Set task. Search the records for the word "JSON" and pick out every line that has it.

Data extract.
-------

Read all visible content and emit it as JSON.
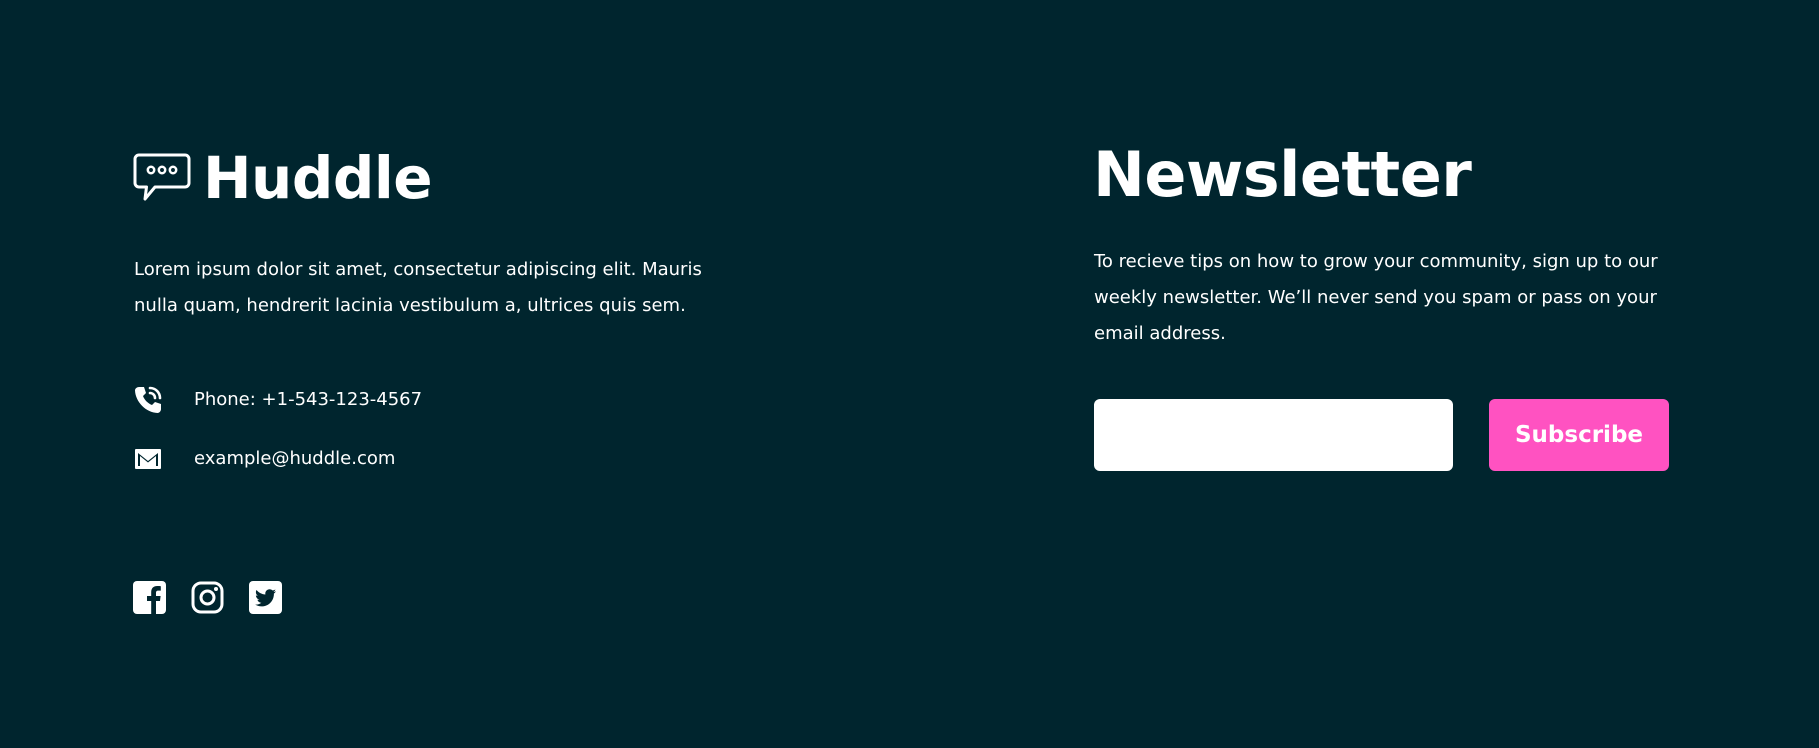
{
  "brand": {
    "name": "Huddle",
    "icon": "chat-bubble-icon"
  },
  "about": {
    "text": "Lorem ipsum dolor sit amet, consectetur adipiscing elit. Mauris nulla quam, hendrerit lacinia vestibulum a, ultrices quis sem."
  },
  "contact": {
    "phone": "Phone: +1-543-123-4567",
    "email": "example@huddle.com",
    "phone_icon": "phone-icon",
    "email_icon": "email-icon"
  },
  "socials": [
    {
      "icon": "facebook-icon"
    },
    {
      "icon": "instagram-icon"
    },
    {
      "icon": "twitter-icon"
    }
  ],
  "newsletter": {
    "title": "Newsletter",
    "text": "To recieve tips on how to grow your community, sign up to our weekly newsletter. We’ll never send you spam or pass on your email address.",
    "input_value": "",
    "input_placeholder": "",
    "button_label": "Subscribe"
  },
  "colors": {
    "background": "#00252e",
    "accent": "#ff52c1",
    "text": "#ffffff",
    "input_background": "#ffffff"
  }
}
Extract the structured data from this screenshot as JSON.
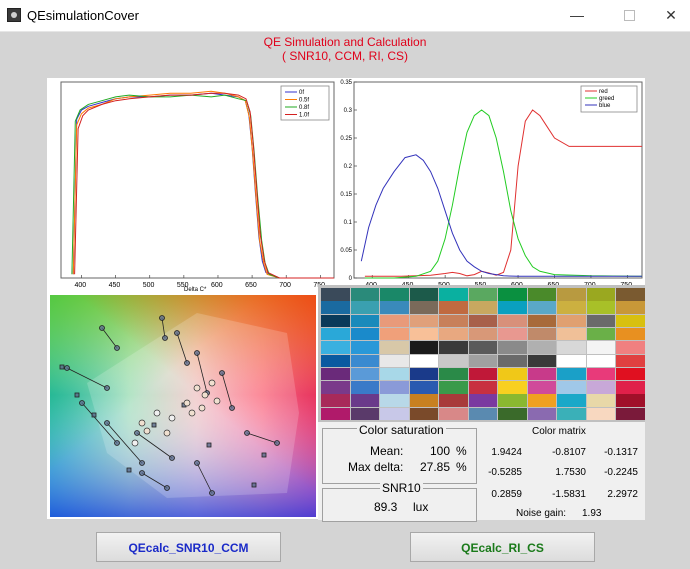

-------

Written answer.
Read all visible content and emit it as JSON.
Extract the structured data from this screenshot as JSON.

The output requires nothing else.